__Input data__.
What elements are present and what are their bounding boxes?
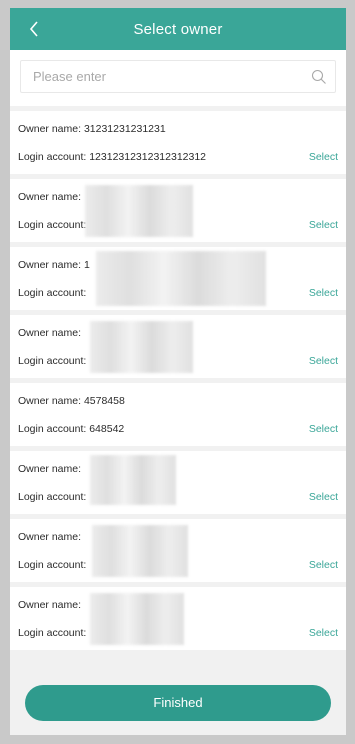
select-button[interactable]: Select [309, 627, 338, 639]
owner-list-item: Owner name: Login account: Select [10, 519, 346, 582]
owner-name-row: Owner name: [18, 327, 84, 339]
owner-list-item: Owner name: 1 Login account: Select [10, 247, 346, 310]
login-account-label: Login account: [18, 627, 87, 639]
login-account-label: Login account: [18, 355, 87, 367]
owner-list: Owner name: 31231231231231 Login account… [10, 111, 346, 650]
owner-name-row: Owner name: [18, 463, 84, 475]
footer-bar: Finished [10, 672, 346, 735]
app-header: Select owner [10, 8, 346, 50]
page-title: Select owner [133, 20, 223, 38]
owner-name-row: Owner name: [18, 599, 84, 611]
select-button[interactable]: Select [309, 423, 338, 435]
owner-name-label: Owner name: [18, 599, 84, 611]
owner-name-label: Owner name: 31231231231231 [18, 123, 166, 135]
search-box [20, 60, 336, 93]
redacted-area [92, 525, 188, 577]
owner-list-item: Owner name: 31231231231231 Login account… [10, 111, 346, 174]
login-account-row: Login account: [18, 287, 86, 299]
login-account-row: Login account: [18, 491, 86, 503]
select-button[interactable]: Select [309, 355, 338, 367]
login-account-row: Login account: [18, 559, 86, 571]
owner-list-item: Owner name: Login account: Select [10, 315, 346, 378]
owner-name-row: Owner name: [18, 191, 84, 203]
redacted-area [85, 185, 193, 237]
owner-list-item: Owner name: 4578458 Login account: 64854… [10, 383, 346, 446]
owner-name-label: Owner name: 4578458 [18, 395, 125, 407]
login-account-row: Login account: [18, 627, 86, 639]
login-account-label: Login account: [18, 491, 87, 503]
owner-name-row: Owner name: [18, 531, 84, 543]
redacted-area [90, 321, 193, 373]
owner-list-item: Owner name: Login account: Select [10, 587, 346, 650]
login-account-label: Login account: 12312312312312312312 [18, 151, 207, 163]
login-account-label: Login account: 648542 [18, 423, 125, 435]
select-button[interactable]: Select [309, 219, 338, 231]
redacted-area [90, 455, 176, 505]
login-account-row: Login account: [18, 219, 86, 231]
owner-name-row: Owner name: 4578458 [18, 395, 125, 407]
owner-name-label: Owner name: [18, 531, 84, 543]
login-account-label: Login account: [18, 559, 87, 571]
search-input[interactable] [33, 69, 293, 84]
owner-name-label: Owner name: [18, 327, 84, 339]
redacted-area [90, 593, 184, 645]
owner-list-item: Owner name: Login account: Select [10, 451, 346, 514]
login-account-row: Login account: 12312312312312312312 [18, 151, 206, 163]
back-button[interactable] [20, 8, 48, 50]
login-account-label: Login account: [18, 287, 87, 299]
owner-name-row: Owner name: 31231231231231 [18, 123, 166, 135]
select-button[interactable]: Select [309, 491, 338, 503]
owner-name-label: Owner name: 1 [18, 259, 90, 271]
owner-name-row: Owner name: 1 [18, 259, 90, 271]
search-icon[interactable] [311, 69, 327, 85]
owner-name-label: Owner name: [18, 191, 84, 203]
select-button[interactable]: Select [309, 559, 338, 571]
search-bar [10, 50, 346, 106]
finished-button[interactable]: Finished [25, 684, 331, 721]
phone-screen: Select owner Owner name: 31231231231231 … [10, 8, 346, 735]
owner-list-item: Owner name: Login account: Select [10, 179, 346, 242]
login-account-row: Login account: 648542 [18, 423, 124, 435]
chevron-left-icon [29, 21, 38, 37]
login-account-label: Login account: [18, 219, 87, 231]
select-button[interactable]: Select [309, 151, 338, 163]
login-account-row: Login account: [18, 355, 86, 367]
select-button[interactable]: Select [309, 287, 338, 299]
redacted-area [96, 251, 266, 306]
owner-name-label: Owner name: [18, 463, 84, 475]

__Do this__. Copy out, word for word, the entries from the line containing "select-button[interactable]: Select [309, 627, 338, 639]" up to and including the line containing "owner-name-label: Owner name: 31231231231231".

__Result of the task__.
select-button[interactable]: Select [309, 627, 338, 639]
owner-list-item: Owner name: Login account: Select [10, 519, 346, 582]
owner-name-row: Owner name: [18, 327, 84, 339]
owner-list-item: Owner name: 1 Login account: Select [10, 247, 346, 310]
login-account-label: Login account: [18, 627, 87, 639]
login-account-label: Login account: [18, 355, 87, 367]
owner-list: Owner name: 31231231231231 Login account… [10, 111, 346, 650]
owner-name-row: Owner name: [18, 463, 84, 475]
footer-bar: Finished [10, 672, 346, 735]
app-header: Select owner [10, 8, 346, 50]
page-title: Select owner [133, 20, 223, 38]
owner-name-row: Owner name: [18, 599, 84, 611]
select-button[interactable]: Select [309, 423, 338, 435]
owner-name-label: Owner name: [18, 599, 84, 611]
owner-name-label: Owner name: 31231231231231 [18, 123, 166, 135]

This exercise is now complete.